═══ EXERCISE INPUTS ═══

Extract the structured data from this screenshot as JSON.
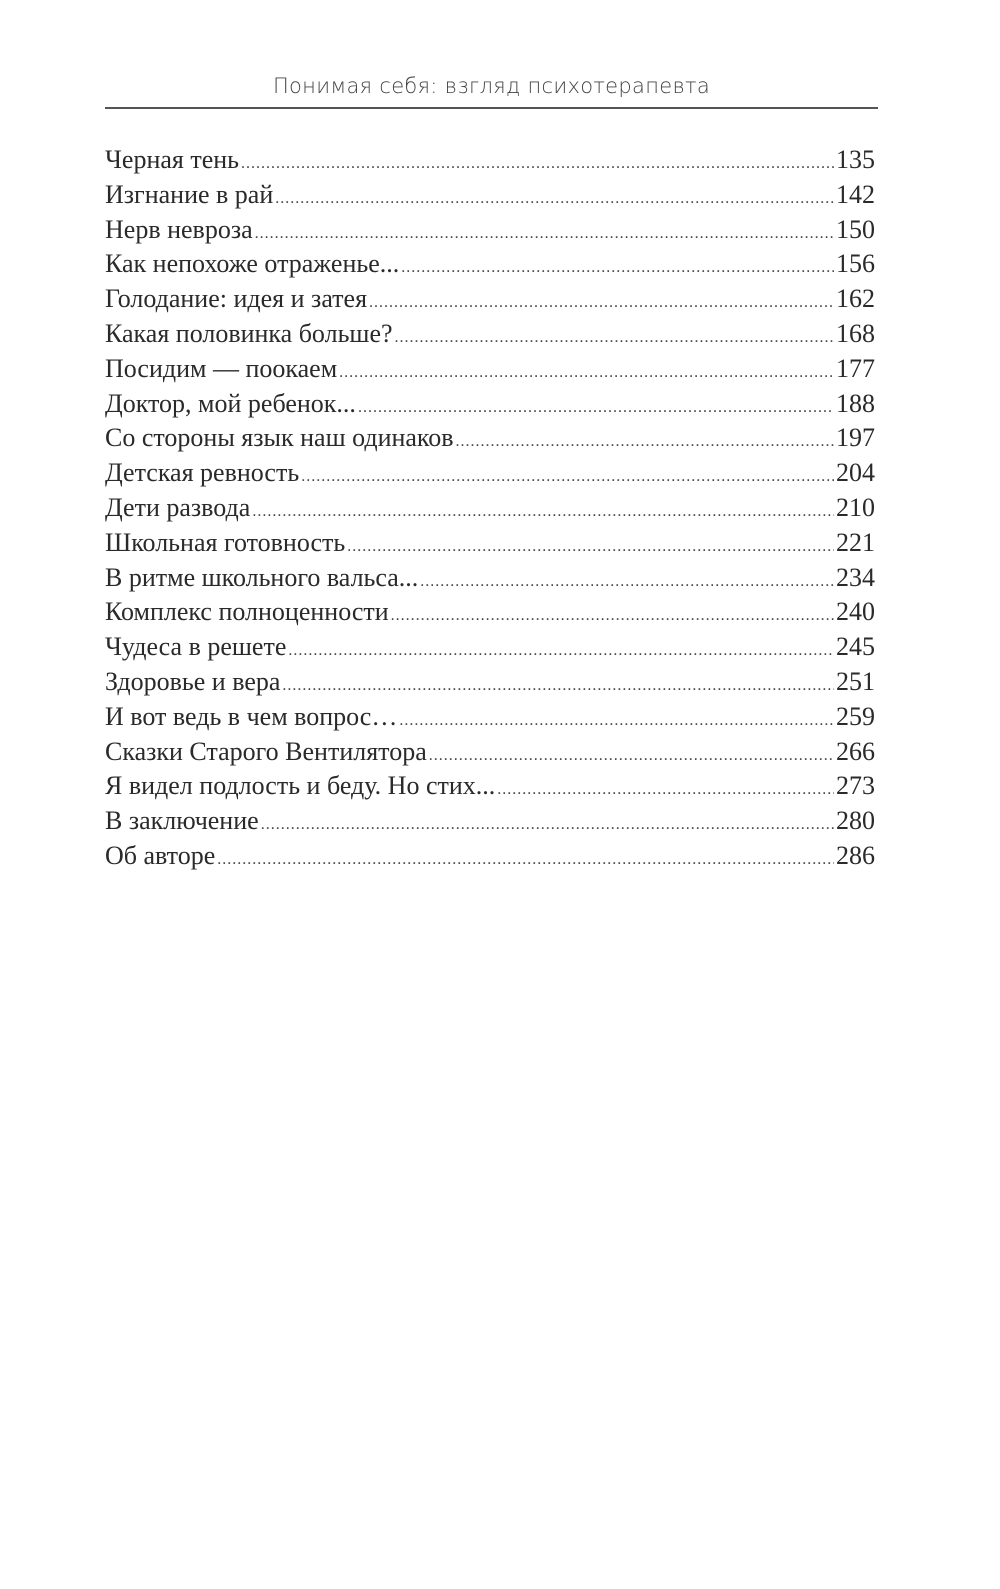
{
  "header": {
    "running_title": "Понимая себя: взгляд психотерапевта"
  },
  "toc": [
    {
      "title": "Черная тень",
      "page": "135"
    },
    {
      "title": "Изгнание в рай",
      "page": "142"
    },
    {
      "title": "Нерв невроза",
      "page": "150"
    },
    {
      "title": "Как непохоже отраженье...",
      "page": "156"
    },
    {
      "title": "Голодание: идея и затея",
      "page": "162"
    },
    {
      "title": "Какая половинка больше?",
      "page": "168"
    },
    {
      "title": "Посидим — поокаем",
      "page": "177"
    },
    {
      "title": "Доктор, мой ребенок...",
      "page": "188"
    },
    {
      "title": "Со стороны язык наш одинаков",
      "page": "197"
    },
    {
      "title": "Детская ревность",
      "page": "204"
    },
    {
      "title": "Дети развода",
      "page": "210"
    },
    {
      "title": "Школьная готовность",
      "page": "221"
    },
    {
      "title": "В ритме школьного вальса...",
      "page": "234"
    },
    {
      "title": "Комплекс полноценности",
      "page": "240"
    },
    {
      "title": "Чудеса в решете",
      "page": "245"
    },
    {
      "title": "Здоровье и вера",
      "page": "251"
    },
    {
      "title": "И вот ведь в чем вопрос…",
      "page": "259"
    },
    {
      "title": "Сказки Старого Вентилятора",
      "page": "266"
    },
    {
      "title": "Я видел подлость и беду. Но стих...",
      "page": "273"
    },
    {
      "title": "В заключение",
      "page": "280"
    },
    {
      "title": "Об авторе",
      "page": "286"
    }
  ]
}
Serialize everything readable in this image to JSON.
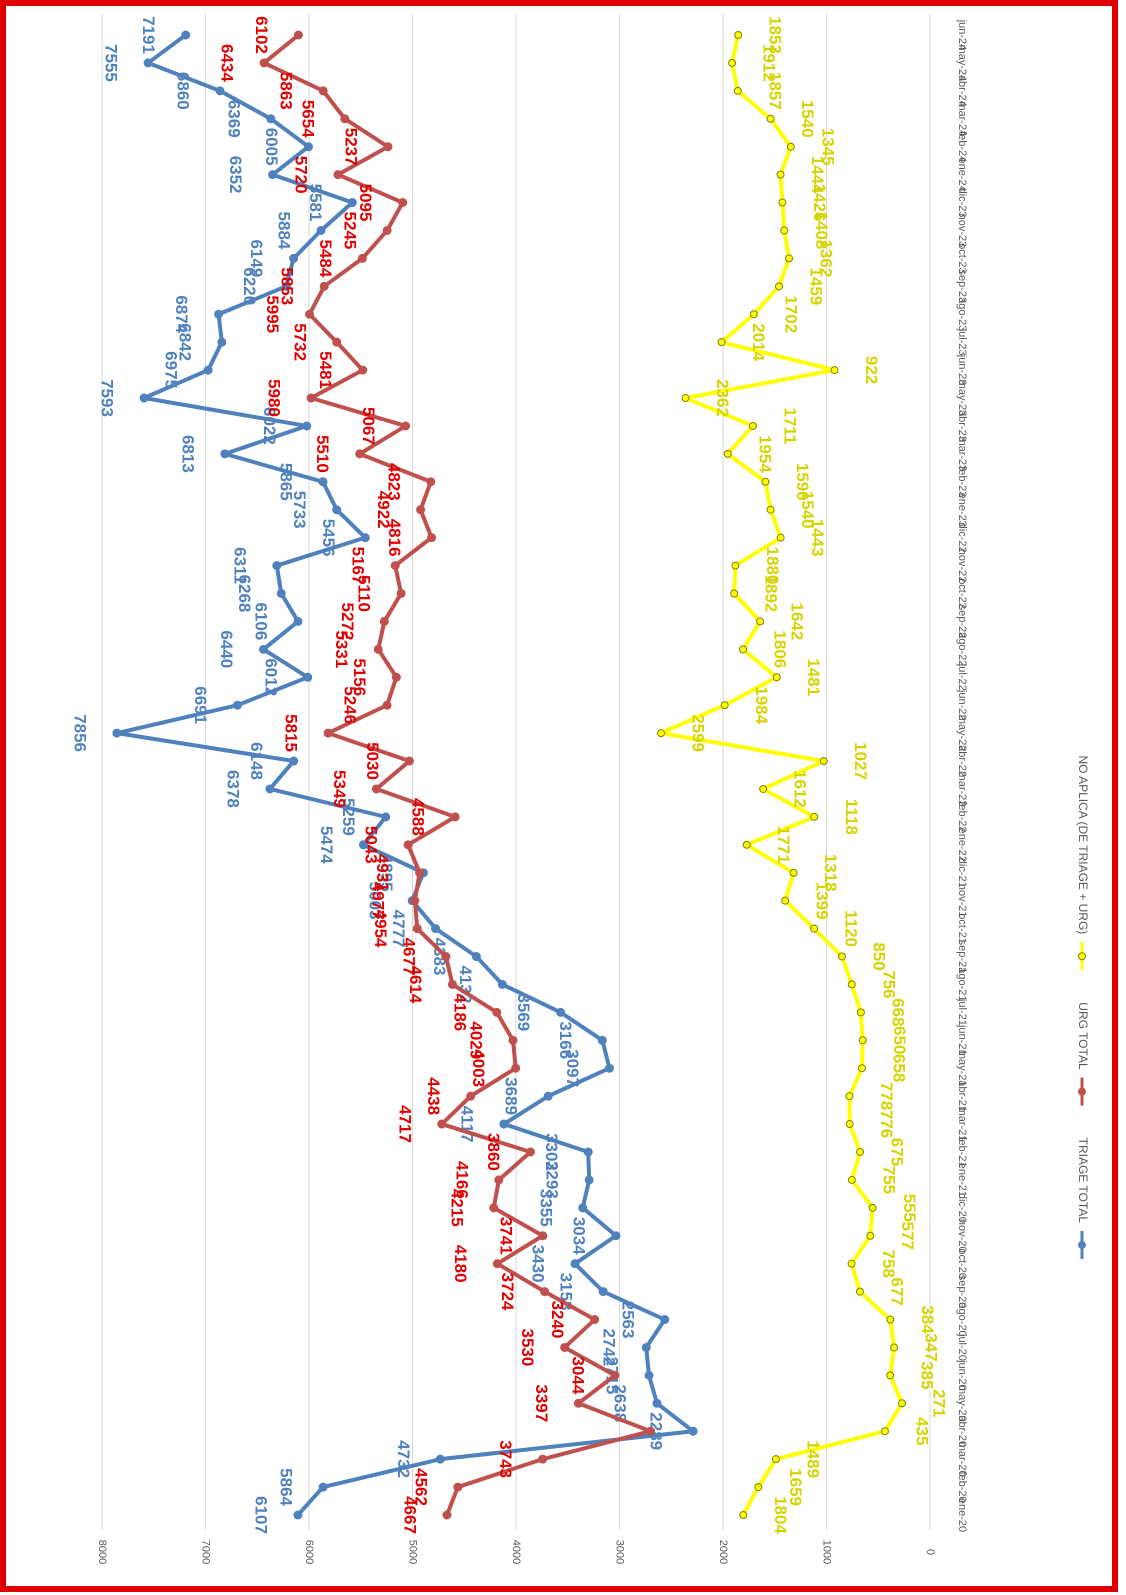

═══

*GOAL:* Copy out every line where the word "JSON" occurs.

*EXPECTED OUTPUT:*
Extract the structured data from this screenshot as JSON.
Serialize everything readable in this image to JSON.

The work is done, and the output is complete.